## TASK OBJECTIVE
Check each line of the material. Copy those containing "youth".

## DATA SECTION
--- begin ---

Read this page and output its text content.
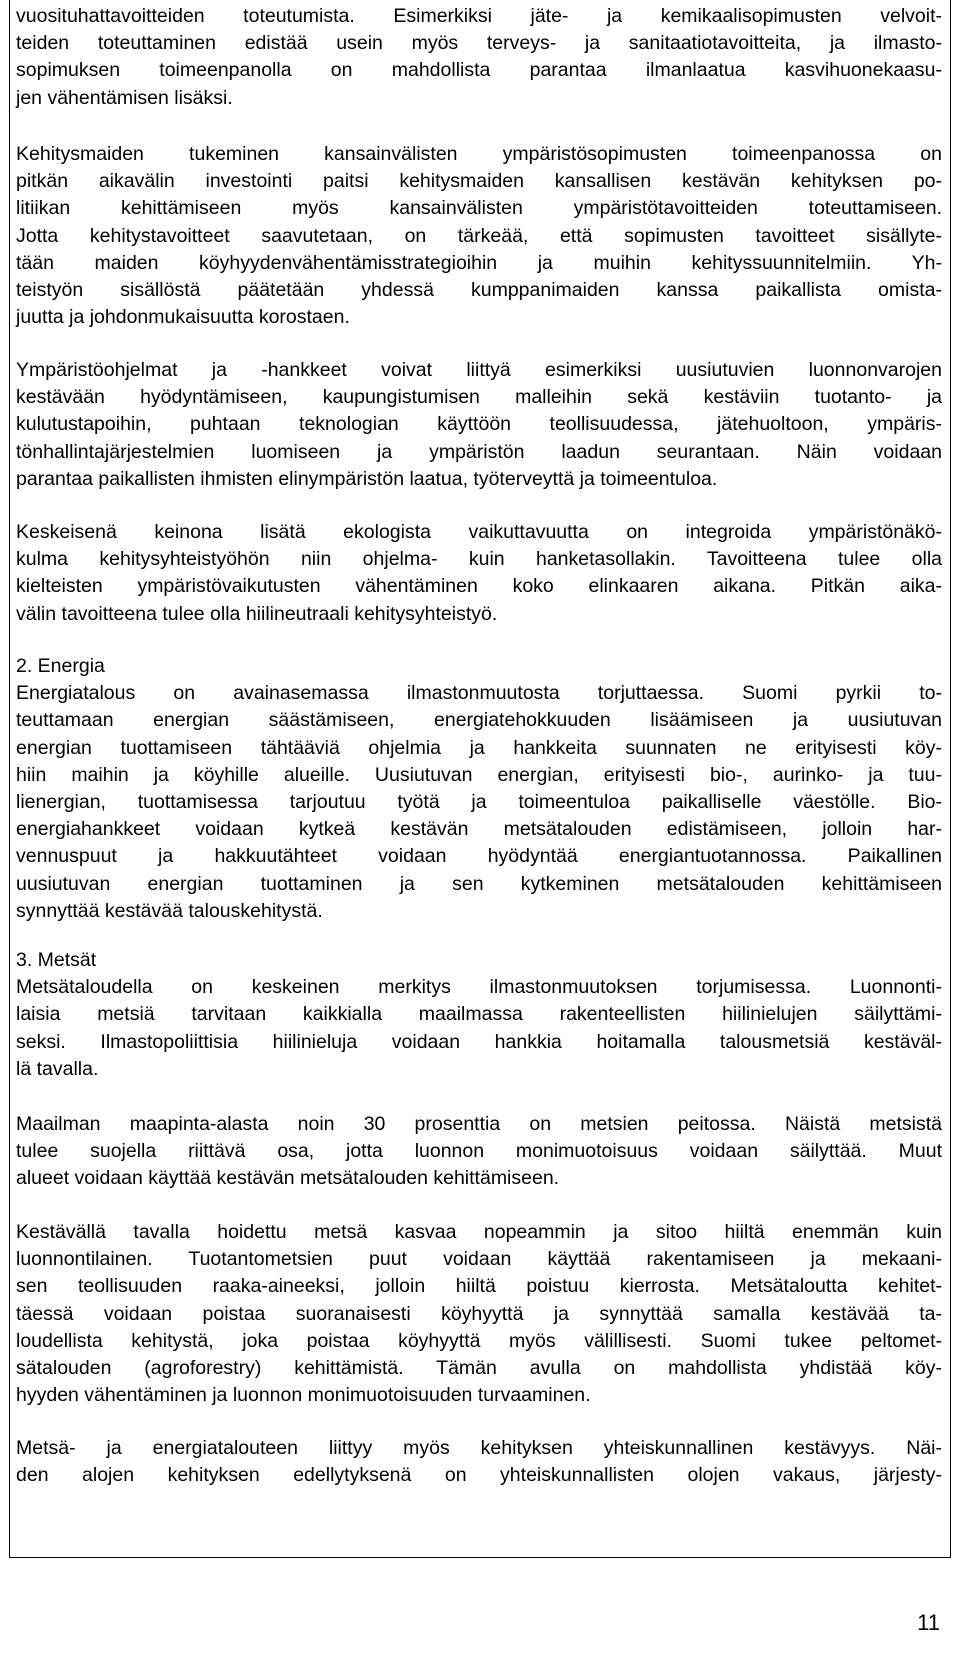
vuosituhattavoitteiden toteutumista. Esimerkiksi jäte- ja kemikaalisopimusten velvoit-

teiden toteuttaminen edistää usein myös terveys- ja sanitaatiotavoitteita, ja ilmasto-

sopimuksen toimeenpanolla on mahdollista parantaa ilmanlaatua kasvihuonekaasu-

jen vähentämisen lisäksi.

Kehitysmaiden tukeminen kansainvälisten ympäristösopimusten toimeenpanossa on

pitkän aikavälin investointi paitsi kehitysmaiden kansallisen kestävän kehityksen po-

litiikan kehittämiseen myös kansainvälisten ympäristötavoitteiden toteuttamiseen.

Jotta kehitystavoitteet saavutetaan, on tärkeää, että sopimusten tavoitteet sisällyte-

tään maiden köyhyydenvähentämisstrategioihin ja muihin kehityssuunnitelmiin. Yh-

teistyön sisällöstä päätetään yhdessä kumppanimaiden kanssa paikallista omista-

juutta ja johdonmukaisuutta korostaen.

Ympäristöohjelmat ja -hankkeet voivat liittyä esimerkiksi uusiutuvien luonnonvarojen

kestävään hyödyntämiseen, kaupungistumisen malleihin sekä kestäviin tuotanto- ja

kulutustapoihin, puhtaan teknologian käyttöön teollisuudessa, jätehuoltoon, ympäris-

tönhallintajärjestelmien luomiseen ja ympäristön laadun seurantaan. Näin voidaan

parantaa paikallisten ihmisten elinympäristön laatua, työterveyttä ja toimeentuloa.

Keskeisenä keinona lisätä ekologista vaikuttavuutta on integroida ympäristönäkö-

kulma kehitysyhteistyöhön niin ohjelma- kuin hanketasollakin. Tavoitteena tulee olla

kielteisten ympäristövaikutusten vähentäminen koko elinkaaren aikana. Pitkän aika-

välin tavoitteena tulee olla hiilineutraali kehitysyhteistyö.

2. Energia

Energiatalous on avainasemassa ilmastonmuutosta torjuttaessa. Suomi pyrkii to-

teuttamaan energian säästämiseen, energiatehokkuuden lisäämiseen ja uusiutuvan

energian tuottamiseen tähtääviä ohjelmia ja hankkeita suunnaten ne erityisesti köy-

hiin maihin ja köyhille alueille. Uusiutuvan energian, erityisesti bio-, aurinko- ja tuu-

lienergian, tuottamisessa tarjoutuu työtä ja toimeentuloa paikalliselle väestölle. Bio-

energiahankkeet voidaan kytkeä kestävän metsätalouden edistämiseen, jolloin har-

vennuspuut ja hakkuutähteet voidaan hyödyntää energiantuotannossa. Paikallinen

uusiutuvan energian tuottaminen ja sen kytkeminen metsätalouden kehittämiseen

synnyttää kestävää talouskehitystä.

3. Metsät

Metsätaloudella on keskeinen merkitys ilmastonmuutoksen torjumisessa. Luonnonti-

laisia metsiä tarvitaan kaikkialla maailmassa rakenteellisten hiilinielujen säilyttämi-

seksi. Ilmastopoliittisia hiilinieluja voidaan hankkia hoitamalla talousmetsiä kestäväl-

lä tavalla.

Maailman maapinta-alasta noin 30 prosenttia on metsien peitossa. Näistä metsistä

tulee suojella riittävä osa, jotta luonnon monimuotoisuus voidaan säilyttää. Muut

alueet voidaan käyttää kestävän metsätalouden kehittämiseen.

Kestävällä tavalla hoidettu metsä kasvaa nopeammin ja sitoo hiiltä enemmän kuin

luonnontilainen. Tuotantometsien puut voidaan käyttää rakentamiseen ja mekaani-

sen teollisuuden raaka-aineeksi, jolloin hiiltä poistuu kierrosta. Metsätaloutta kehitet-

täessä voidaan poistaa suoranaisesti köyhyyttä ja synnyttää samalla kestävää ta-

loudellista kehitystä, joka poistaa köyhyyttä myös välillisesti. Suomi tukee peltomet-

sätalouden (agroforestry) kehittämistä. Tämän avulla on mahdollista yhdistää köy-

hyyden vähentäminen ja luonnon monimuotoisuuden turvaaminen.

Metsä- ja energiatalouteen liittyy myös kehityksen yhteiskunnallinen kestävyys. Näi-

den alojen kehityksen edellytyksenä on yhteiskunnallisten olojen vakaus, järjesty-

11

--- end ---
--- begin ---

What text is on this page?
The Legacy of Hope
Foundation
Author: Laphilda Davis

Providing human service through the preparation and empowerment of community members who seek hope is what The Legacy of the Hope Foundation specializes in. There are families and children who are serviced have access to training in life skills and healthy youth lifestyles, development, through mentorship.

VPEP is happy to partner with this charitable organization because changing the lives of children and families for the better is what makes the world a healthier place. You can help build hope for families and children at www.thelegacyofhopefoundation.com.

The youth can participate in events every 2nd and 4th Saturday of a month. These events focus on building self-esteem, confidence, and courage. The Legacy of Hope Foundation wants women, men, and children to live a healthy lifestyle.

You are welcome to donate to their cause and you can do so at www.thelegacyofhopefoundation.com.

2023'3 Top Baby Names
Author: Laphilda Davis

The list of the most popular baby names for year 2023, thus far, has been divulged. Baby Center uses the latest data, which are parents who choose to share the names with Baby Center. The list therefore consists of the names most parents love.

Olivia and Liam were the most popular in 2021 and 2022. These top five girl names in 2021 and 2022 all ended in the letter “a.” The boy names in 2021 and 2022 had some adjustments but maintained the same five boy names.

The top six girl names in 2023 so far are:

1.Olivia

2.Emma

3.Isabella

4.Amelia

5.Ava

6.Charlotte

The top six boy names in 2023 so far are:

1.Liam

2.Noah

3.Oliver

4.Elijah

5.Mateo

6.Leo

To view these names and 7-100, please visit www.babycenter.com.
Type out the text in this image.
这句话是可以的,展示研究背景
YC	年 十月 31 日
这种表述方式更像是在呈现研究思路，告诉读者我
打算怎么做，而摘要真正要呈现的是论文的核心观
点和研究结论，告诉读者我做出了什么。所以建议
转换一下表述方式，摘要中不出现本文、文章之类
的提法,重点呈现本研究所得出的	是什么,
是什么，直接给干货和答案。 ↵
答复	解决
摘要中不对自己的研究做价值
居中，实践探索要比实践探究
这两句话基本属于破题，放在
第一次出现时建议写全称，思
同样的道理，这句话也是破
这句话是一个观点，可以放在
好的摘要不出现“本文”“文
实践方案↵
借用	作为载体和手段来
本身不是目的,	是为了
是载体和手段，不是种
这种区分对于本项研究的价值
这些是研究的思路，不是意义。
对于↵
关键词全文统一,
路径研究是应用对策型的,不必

--- end ---
--- begin ---

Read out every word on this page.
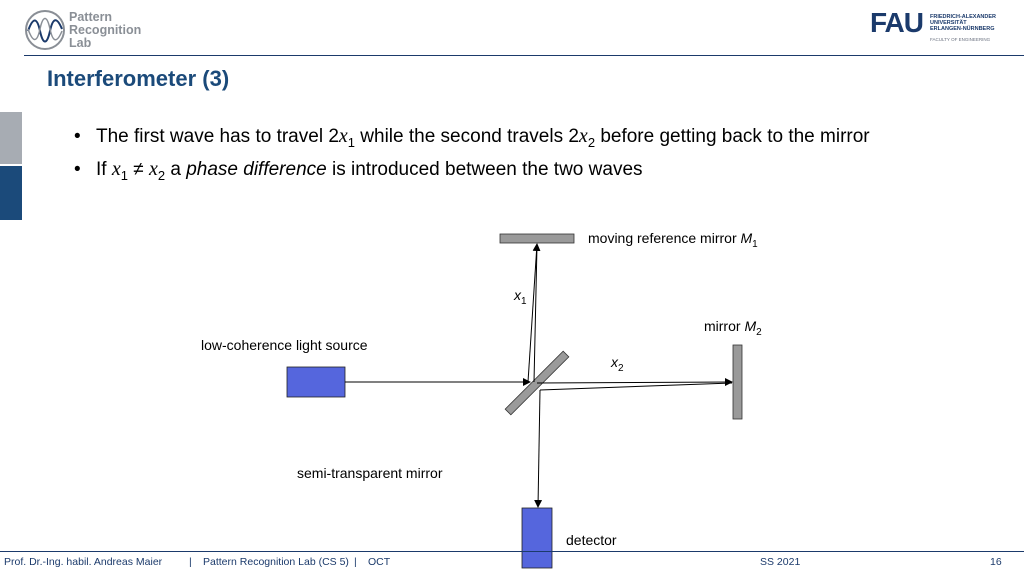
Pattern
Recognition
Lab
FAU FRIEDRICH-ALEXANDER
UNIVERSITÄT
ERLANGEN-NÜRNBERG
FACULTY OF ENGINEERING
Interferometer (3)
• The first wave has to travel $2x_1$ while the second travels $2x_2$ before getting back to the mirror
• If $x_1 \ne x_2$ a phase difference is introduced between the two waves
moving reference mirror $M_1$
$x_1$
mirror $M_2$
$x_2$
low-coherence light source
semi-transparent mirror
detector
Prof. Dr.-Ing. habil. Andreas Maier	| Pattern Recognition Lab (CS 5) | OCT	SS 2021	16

--- end ---

## TASK SOLUTION
Providing human service through the preparation and empowerment of community members who seek hope is what The Legacy of the Hope Foundation specializes in. There are families and children who are serviced have access to training in life skills and healthy youth lifestyles, development, through mentorship.
The youth can participate in events every 2nd and 4th Saturday of a month. These events focus on building self-esteem, confidence, and courage. The Legacy of Hope Foundation wants women, men, and children to live a healthy lifestyle.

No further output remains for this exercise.